## EXERCISE PROMPT
Copy out all of the lines below, word for word and unchanged.
══ EXTRACTED RECORDS
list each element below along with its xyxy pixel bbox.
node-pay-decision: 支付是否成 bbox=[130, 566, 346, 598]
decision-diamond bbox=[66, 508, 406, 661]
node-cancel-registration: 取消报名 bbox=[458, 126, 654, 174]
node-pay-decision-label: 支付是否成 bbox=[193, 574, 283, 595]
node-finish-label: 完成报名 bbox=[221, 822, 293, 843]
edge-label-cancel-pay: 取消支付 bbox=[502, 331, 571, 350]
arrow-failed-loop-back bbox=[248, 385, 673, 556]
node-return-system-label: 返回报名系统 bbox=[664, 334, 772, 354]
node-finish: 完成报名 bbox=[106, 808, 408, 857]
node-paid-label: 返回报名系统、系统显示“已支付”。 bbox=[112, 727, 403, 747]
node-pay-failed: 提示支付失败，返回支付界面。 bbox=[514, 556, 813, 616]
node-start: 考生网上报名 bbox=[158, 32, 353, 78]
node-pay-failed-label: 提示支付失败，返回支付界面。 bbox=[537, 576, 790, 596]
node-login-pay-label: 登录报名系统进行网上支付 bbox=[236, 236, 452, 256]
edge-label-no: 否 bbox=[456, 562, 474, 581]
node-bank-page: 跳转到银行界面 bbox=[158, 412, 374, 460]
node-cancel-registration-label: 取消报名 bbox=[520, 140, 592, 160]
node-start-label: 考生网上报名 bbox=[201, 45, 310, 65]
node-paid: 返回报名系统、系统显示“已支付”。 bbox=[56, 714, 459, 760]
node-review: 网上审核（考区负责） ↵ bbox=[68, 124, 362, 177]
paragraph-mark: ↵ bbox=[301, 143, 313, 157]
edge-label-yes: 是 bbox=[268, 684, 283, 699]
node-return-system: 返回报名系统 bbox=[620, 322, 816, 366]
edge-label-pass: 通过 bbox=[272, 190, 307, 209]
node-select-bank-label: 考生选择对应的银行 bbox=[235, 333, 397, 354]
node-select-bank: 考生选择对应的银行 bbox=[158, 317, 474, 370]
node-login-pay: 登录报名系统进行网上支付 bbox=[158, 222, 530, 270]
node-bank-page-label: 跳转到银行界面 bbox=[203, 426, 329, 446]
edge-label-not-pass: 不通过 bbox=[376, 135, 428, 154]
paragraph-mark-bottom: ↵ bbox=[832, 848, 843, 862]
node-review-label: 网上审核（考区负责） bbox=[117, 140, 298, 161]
════
## WORKED SOLUTION
list each element below along with its xyxy pixel bbox.
node-pay-decision: 支付是否成 bbox=[130, 566, 346, 598]
decision-diamond bbox=[66, 508, 406, 661]
node-cancel-registration: 取消报名 bbox=[458, 126, 654, 174]
node-pay-decision-label: 支付是否成 bbox=[193, 574, 283, 595]
node-finish-label: 完成报名 bbox=[221, 822, 293, 843]
edge-label-cancel-pay: 取消支付 bbox=[502, 331, 571, 350]
arrow-failed-loop-back bbox=[248, 385, 673, 556]
node-return-system-label: 返回报名系统 bbox=[664, 334, 772, 354]
node-finish: 完成报名 bbox=[106, 808, 408, 857]
node-paid-label: 返回报名系统、系统显示“已支付”。 bbox=[112, 727, 403, 747]
node-pay-failed: 提示支付失败，返回支付界面。 bbox=[514, 556, 813, 616]
node-start: 考生网上报名 bbox=[158, 32, 353, 78]
node-pay-failed-label: 提示支付失败，返回支付界面。 bbox=[537, 576, 790, 596]
node-login-pay-label: 登录报名系统进行网上支付 bbox=[236, 236, 452, 256]
edge-label-no: 否 bbox=[456, 562, 474, 581]
node-bank-page: 跳转到银行界面 bbox=[158, 412, 374, 460]
node-cancel-registration-label: 取消报名 bbox=[520, 140, 592, 160]
node-start-label: 考生网上报名 bbox=[201, 45, 310, 65]
node-paid: 返回报名系统、系统显示“已支付”。 bbox=[56, 714, 459, 760]
node-review: 网上审核（考区负责） ↵ bbox=[68, 124, 362, 177]
paragraph-mark: ↵ bbox=[301, 143, 313, 157]
edge-label-yes: 是 bbox=[268, 684, 283, 699]
node-return-system: 返回报名系统 bbox=[620, 322, 816, 366]
edge-label-pass: 通过 bbox=[272, 190, 307, 209]
node-select-bank-label: 考生选择对应的银行 bbox=[235, 333, 397, 354]
node-select-bank: 考生选择对应的银行 bbox=[158, 317, 474, 370]
node-login-pay: 登录报名系统进行网上支付 bbox=[158, 222, 530, 270]
node-bank-page-label: 跳转到银行界面 bbox=[203, 426, 329, 446]
edge-label-not-pass: 不通过 bbox=[376, 135, 428, 154]
paragraph-mark-bottom: ↵ bbox=[832, 848, 843, 862]
node-review-label: 网上审核（考区负责） bbox=[117, 140, 298, 161]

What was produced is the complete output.